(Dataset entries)
-*-
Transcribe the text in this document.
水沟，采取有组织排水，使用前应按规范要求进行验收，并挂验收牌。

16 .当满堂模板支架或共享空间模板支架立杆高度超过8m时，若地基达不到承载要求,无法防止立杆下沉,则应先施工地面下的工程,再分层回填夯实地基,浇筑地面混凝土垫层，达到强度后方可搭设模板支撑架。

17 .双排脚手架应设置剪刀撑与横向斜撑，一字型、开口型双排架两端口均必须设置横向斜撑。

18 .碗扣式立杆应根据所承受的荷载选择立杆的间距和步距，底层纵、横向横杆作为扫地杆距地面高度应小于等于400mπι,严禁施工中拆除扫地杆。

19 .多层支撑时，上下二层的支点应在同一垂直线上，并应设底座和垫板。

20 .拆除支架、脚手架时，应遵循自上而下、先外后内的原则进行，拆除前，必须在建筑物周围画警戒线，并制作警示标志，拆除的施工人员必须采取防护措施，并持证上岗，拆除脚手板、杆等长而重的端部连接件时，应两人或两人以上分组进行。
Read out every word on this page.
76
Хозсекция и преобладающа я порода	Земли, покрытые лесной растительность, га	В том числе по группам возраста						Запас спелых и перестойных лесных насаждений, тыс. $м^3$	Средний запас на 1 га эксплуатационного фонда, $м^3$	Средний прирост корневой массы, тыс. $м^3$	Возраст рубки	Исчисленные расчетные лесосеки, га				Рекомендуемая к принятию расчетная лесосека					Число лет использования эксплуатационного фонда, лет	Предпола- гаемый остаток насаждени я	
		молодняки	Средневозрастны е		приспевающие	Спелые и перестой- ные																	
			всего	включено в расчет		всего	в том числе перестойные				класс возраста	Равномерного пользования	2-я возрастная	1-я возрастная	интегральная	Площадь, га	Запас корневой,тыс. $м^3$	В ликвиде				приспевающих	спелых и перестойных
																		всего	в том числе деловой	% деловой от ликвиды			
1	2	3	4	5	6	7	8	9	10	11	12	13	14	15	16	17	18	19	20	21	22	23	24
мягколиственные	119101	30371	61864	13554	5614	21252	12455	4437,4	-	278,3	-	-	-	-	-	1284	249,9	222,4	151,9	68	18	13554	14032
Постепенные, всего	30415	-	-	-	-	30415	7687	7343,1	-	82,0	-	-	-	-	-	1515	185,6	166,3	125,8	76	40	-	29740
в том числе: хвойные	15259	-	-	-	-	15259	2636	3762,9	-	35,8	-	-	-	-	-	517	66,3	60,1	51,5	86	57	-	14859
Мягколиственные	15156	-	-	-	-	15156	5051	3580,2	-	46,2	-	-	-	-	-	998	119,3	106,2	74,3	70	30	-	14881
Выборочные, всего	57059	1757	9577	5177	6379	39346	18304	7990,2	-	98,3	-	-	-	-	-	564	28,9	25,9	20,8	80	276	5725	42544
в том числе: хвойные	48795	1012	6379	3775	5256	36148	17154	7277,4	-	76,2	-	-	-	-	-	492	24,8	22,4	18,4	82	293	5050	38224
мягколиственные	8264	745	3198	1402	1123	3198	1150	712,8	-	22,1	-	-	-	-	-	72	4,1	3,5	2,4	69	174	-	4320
-*-
REQUIREMENT:
Above are the records; copy every line in them that holds the word "this".

EXPECTED OUTPUT:
Transcribe the text in this document.
Read out every word on this page.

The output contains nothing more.